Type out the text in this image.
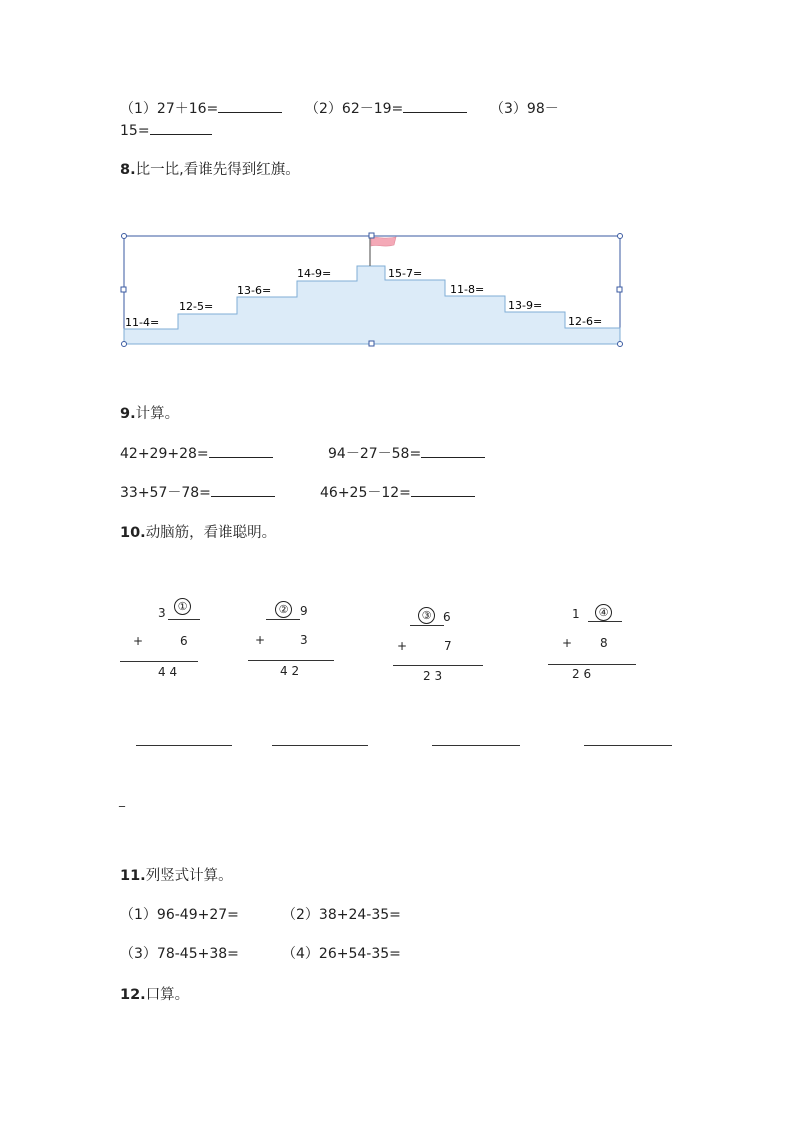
（1）27＋16=	（2）62－19=	（3）98－
15=
8.比一比,看谁先得到红旗。
11-4=
12-5=
13-6=
14-9=	15-7=
11-8=
13-9=
12-6=
9.计算。
42+29+28=	94－27－58=
33+57－78=	46+25－12=
10.动脑筋，看谁聪明。
3	①
+	6
4 4
② 9
+	3
4 2
③ 6
+	7
2 3
1	④
+ 8
2 6
_
11.列竖式计算。
（1）96-49+27=	（2）38+24-35=
（3）78-45+38=	（4）26+54-35=
12.口算。
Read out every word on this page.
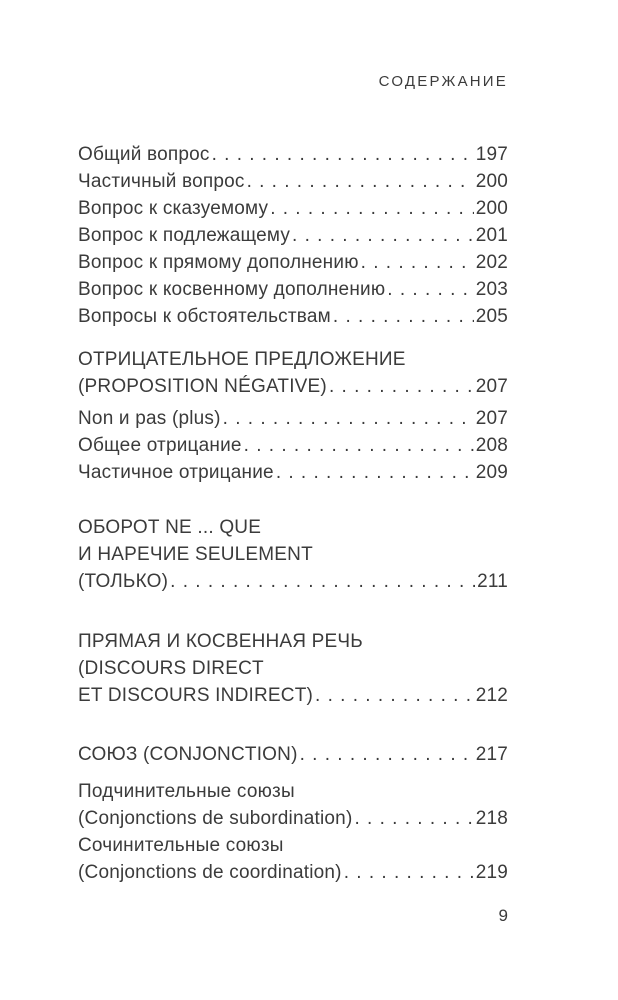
СОДЕРЖАНИЕ
Общий вопрос . . .	197
Частичный вопрос . . .	200
Вопрос к сказуемому . . .	200
Вопрос к подлежащему . . .	201
Вопрос к прямому дополнению . . .	202
Вопрос к косвенному дополнению . . .	203
Вопросы к обстоятельствам . . .	205
ОТРИЦАТЕЛЬНОЕ ПРЕДЛОЖЕНИЕ
(PROPOSITION NÉGATIVE) . . .	207
Non и pas (plus) . . .	207
Общее отрицание . . .	208
Частичное отрицание . . .	209
ОБОРОТ NE ... QUE
И НАРЕЧИЕ SEULEMENT
(ТОЛЬКО) . . .	211
ПРЯМАЯ И КОСВЕННАЯ РЕЧЬ
(DISCOURS DIRECT
ET DISCOURS INDIRECT) . . .	212
СОЮЗ (CONJONCTION) . . .	217
Подчинительные союзы
(Conjonctions de subordination) . . .	218
Сочинительные союзы
(Conjonctions de coordination) . . .	219
9
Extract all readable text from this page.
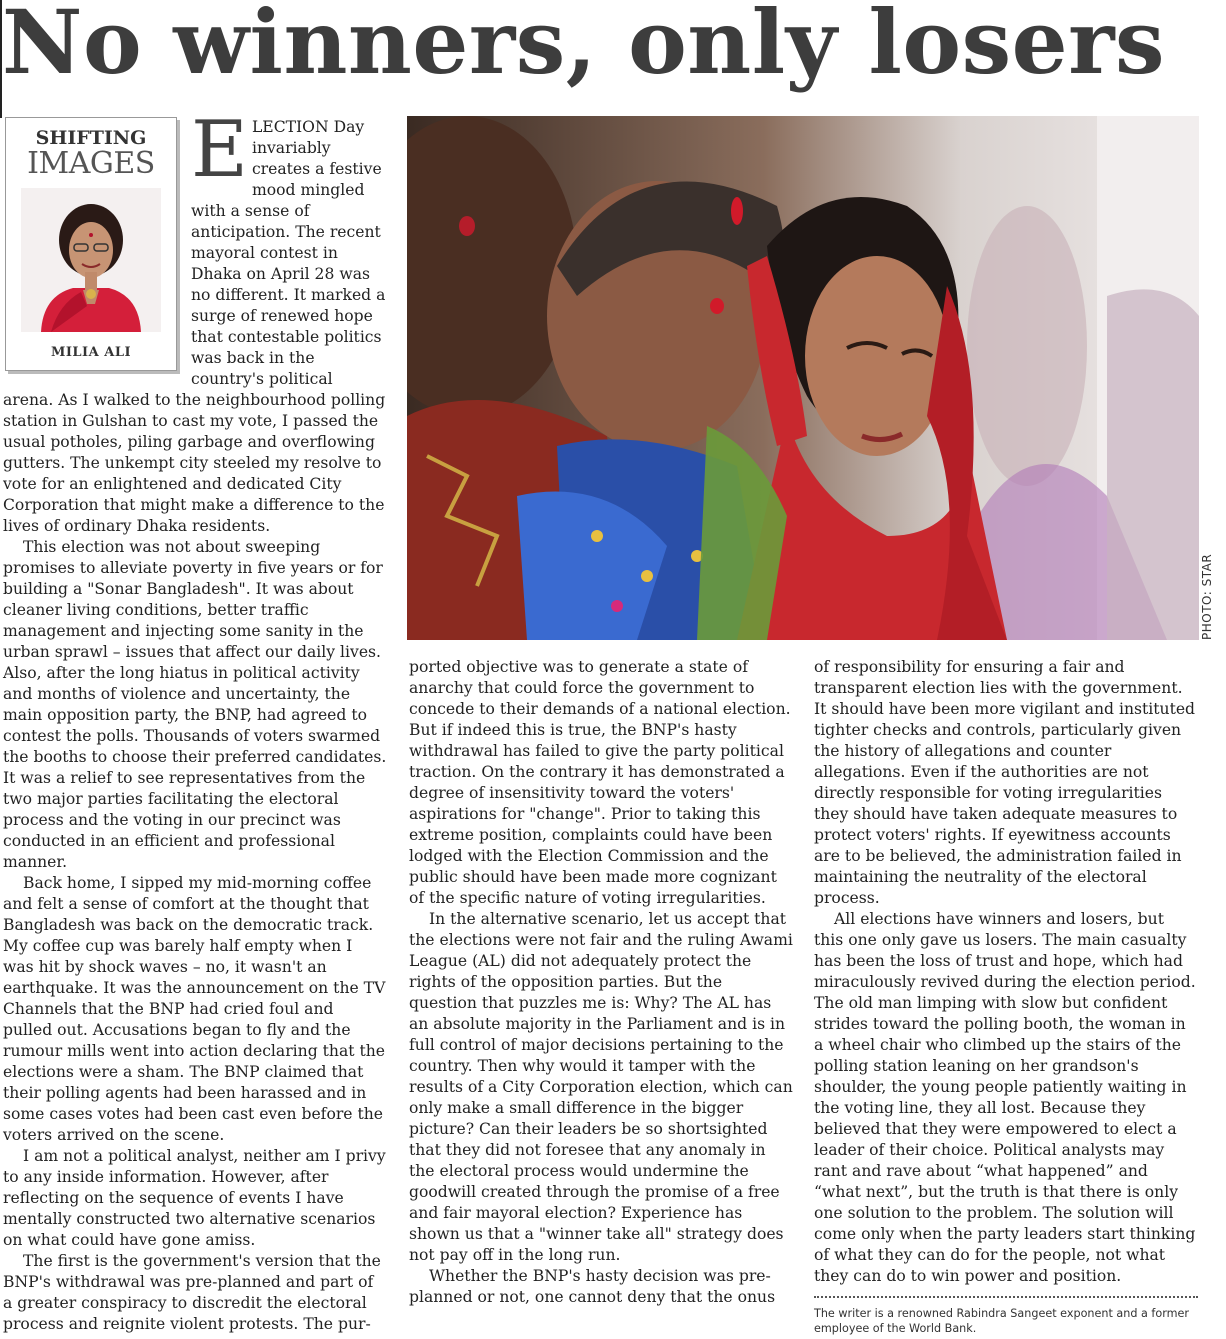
No winners, only losers
SHIFTING
IMAGES
MILIA ALI
E LECTION Day invariably creates a festive mood mingled with a sense of anticipation. The recent mayoral contest in Dhaka on April 28 was no different. It marked a surge of renewed hope that contestable politics was back in the country's political arena. As I walked to the neighbourhood polling station in Gulshan to cast my vote, I passed the usual potholes, piling garbage and overflowing gutters. The unkempt city steeled my resolve to vote for an enlightened and dedicated City Corporation that might make a difference to the lives of ordinary Dhaka residents.

This election was not about sweeping promises to alleviate poverty in five years or for building a "Sonar Bangladesh". It was about cleaner living conditions, better traffic management and injecting some sanity in the urban sprawl – issues that affect our daily lives. Also, after the long hiatus in political activity and months of violence and uncertainty, the main opposition party, the BNP, had agreed to contest the polls. Thousands of voters swarmed the booths to choose their preferred candidates. It was a relief to see representatives from the two major parties facilitating the electoral process and the voting in our precinct was conducted in an efficient and professional manner.

Back home, I sipped my mid-morning coffee and felt a sense of comfort at the thought that Bangladesh was back on the democratic track. My coffee cup was barely half empty when I was hit by shock waves – no, it wasn't an earthquake. It was the announcement on the TV Channels that the BNP had cried foul and pulled out. Accusations began to fly and the rumour mills went into action declaring that the elections were a sham. The BNP claimed that their polling agents had been harassed and in some cases votes had been cast even before the voters arrived on the scene.

I am not a political analyst, neither am I privy to any inside information. However, after reflecting on the sequence of events I have mentally constructed two alternative scenarios on what could have gone amiss.

The first is the government's version that the BNP's withdrawal was pre-planned and part of a greater conspiracy to discredit the electoral process and reignite violent protests. The pur-

PHOTO: STAR

ported objective was to generate a state of anarchy that could force the government to concede to their demands of a national election. But if indeed this is true, the BNP's hasty withdrawal has failed to give the party political traction. On the contrary it has demonstrated a degree of insensitivity toward the voters' aspirations for "change". Prior to taking this extreme position, complaints could have been lodged with the Election Commission and the public should have been made more cognizant of the specific nature of voting irregularities.

In the alternative scenario, let us accept that the elections were not fair and the ruling Awami League (AL) did not adequately protect the rights of the opposition parties. But the question that puzzles me is: Why? The AL has an absolute majority in the Parliament and is in full control of major decisions pertaining to the country. Then why would it tamper with the results of a City Corporation election, which can only make a small difference in the bigger picture? Can their leaders be so shortsighted that they did not foresee that any anomaly in the electoral process would undermine the goodwill created through the promise of a free and fair mayoral election? Experience has shown us that a "winner take all" strategy does not pay off in the long run.

Whether the BNP's hasty decision was pre-planned or not, one cannot deny that the onus

of responsibility for ensuring a fair and transparent election lies with the government. It should have been more vigilant and instituted tighter checks and controls, particularly given the history of allegations and counter allegations. Even if the authorities are not directly responsible for voting irregularities they should have taken adequate measures to protect voters' rights. If eyewitness accounts are to be believed, the administration failed in maintaining the neutrality of the electoral process.

All elections have winners and losers, but this one only gave us losers. The main casualty has been the loss of trust and hope, which had miraculously revived during the election period. The old man limping with slow but confident strides toward the polling booth, the woman in a wheel chair who climbed up the stairs of the polling station leaning on her grandson's shoulder, the young people patiently waiting in the voting line, they all lost. Because they believed that they were empowered to elect a leader of their choice. Political analysts may rant and rave about “what happened” and “what next”, but the truth is that there is only one solution to the problem. The solution will come only when the party leaders start thinking of what they can do for the people, not what they can do to win power and position.

The writer is a renowned Rabindra Sangeet exponent and a former employee of the World Bank.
==*==
▶ [Aim of the task]
Copy out all of the data word for word. Do not carry over any picture.

▶ [Result]
Type out the text in this image.
（1）27＋16=	（2）62－19=	（3）98－
15=
8.比一比,看谁先得到红旗。
11-4=
12-5=
13-6=
14-9=	15-7=
11-8=
13-9=
12-6=
9.计算。
42+29+28=	94－27－58=
33+57－78=	46+25－12=
10.动脑筋，看谁聪明。
3	①
+	6
4 4
② 9
+	3
4 2
③ 6
+	7
2 3
1	④
+ 8
2 6
_
11.列竖式计算。
（1）96-49+27=	（2）38+24-35=
（3）78-45+38=	（4）26+54-35=
12.口算。
Read out every word on this page.
СОДЕРЖАНИЕ
Общий вопрос . . .	197
Частичный вопрос . . .	200
Вопрос к сказуемому . . .	200
Вопрос к подлежащему . . .	201
Вопрос к прямому дополнению . . .	202
Вопрос к косвенному дополнению . . .	203
Вопросы к обстоятельствам . . .	205
ОТРИЦАТЕЛЬНОЕ ПРЕДЛОЖЕНИЕ
(PROPOSITION NÉGATIVE) . . .	207
Non и pas (plus) . . .	207
Общее отрицание . . .	208
Частичное отрицание . . .	209
ОБОРОТ NE ... QUE
И НАРЕЧИЕ SEULEMENT
(ТОЛЬКО) . . .	211
ПРЯМАЯ И КОСВЕННАЯ РЕЧЬ
(DISCOURS DIRECT
ET DISCOURS INDIRECT) . . .	212
СОЮЗ (CONJONCTION) . . .	217
Подчинительные союзы
(Conjonctions de subordination) . . .	218
Сочинительные союзы
(Conjonctions de coordination) . . .	219
9
Extract all readable text from this page.
No winners, only losers
SHIFTING
IMAGES
MILIA ALI
E LECTION Day invariably creates a festive mood mingled with a sense of anticipation. The recent mayoral contest in Dhaka on April 28 was no different. It marked a surge of renewed hope that contestable politics was back in the country's political arena. As I walked to the neighbourhood polling station in Gulshan to cast my vote, I passed the usual potholes, piling garbage and overflowing gutters. The unkempt city steeled my resolve to vote for an enlightened and dedicated City Corporation that might make a difference to the lives of ordinary Dhaka residents.

This election was not about sweeping promises to alleviate poverty in five years or for building a "Sonar Bangladesh". It was about cleaner living conditions, better traffic management and injecting some sanity in the urban sprawl – issues that affect our daily lives. Also, after the long hiatus in political activity and months of violence and uncertainty, the main opposition party, the BNP, had agreed to contest the polls. Thousands of voters swarmed the booths to choose their preferred candidates. It was a relief to see representatives from the two major parties facilitating the electoral process and the voting in our precinct was conducted in an efficient and professional manner.

Back home, I sipped my mid-morning coffee and felt a sense of comfort at the thought that Bangladesh was back on the democratic track. My coffee cup was barely half empty when I was hit by shock waves – no, it wasn't an earthquake. It was the announcement on the TV Channels that the BNP had cried foul and pulled out. Accusations began to fly and the rumour mills went into action declaring that the elections were a sham. The BNP claimed that their polling agents had been harassed and in some cases votes had been cast even before the voters arrived on the scene.

I am not a political analyst, neither am I privy to any inside information. However, after reflecting on the sequence of events I have mentally constructed two alternative scenarios on what could have gone amiss.

The first is the government's version that the BNP's withdrawal was pre-planned and part of a greater conspiracy to discredit the electoral process and reignite violent protests. The pur-

PHOTO: STAR

ported objective was to generate a state of anarchy that could force the government to concede to their demands of a national election. But if indeed this is true, the BNP's hasty withdrawal has failed to give the party political traction. On the contrary it has demonstrated a degree of insensitivity toward the voters' aspirations for "change". Prior to taking this extreme position, complaints could have been lodged with the Election Commission and the public should have been made more cognizant of the specific nature of voting irregularities.

In the alternative scenario, let us accept that the elections were not fair and the ruling Awami League (AL) did not adequately protect the rights of the opposition parties. But the question that puzzles me is: Why? The AL has an absolute majority in the Parliament and is in full control of major decisions pertaining to the country. Then why would it tamper with the results of a City Corporation election, which can only make a small difference in the bigger picture? Can their leaders be so shortsighted that they did not foresee that any anomaly in the electoral process would undermine the goodwill created through the promise of a free and fair mayoral election? Experience has shown us that a "winner take all" strategy does not pay off in the long run.

Whether the BNP's hasty decision was pre-planned or not, one cannot deny that the onus

of responsibility for ensuring a fair and transparent election lies with the government. It should have been more vigilant and instituted tighter checks and controls, particularly given the history of allegations and counter allegations. Even if the authorities are not directly responsible for voting irregularities they should have taken adequate measures to protect voters' rights. If eyewitness accounts are to be believed, the administration failed in maintaining the neutrality of the electoral process.

All elections have winners and losers, but this one only gave us losers. The main casualty has been the loss of trust and hope, which had miraculously revived during the election period. The old man limping with slow but confident strides toward the polling booth, the woman in a wheel chair who climbed up the stairs of the polling station leaning on her grandson's shoulder, the young people patiently waiting in the voting line, they all lost. Because they believed that they were empowered to elect a leader of their choice. Political analysts may rant and rave about “what happened” and “what next”, but the truth is that there is only one solution to the problem. The solution will come only when the party leaders start thinking of what they can do for the people, not what they can do to win power and position.

The writer is a renowned Rabindra Sangeet exponent and a former employee of the World Bank.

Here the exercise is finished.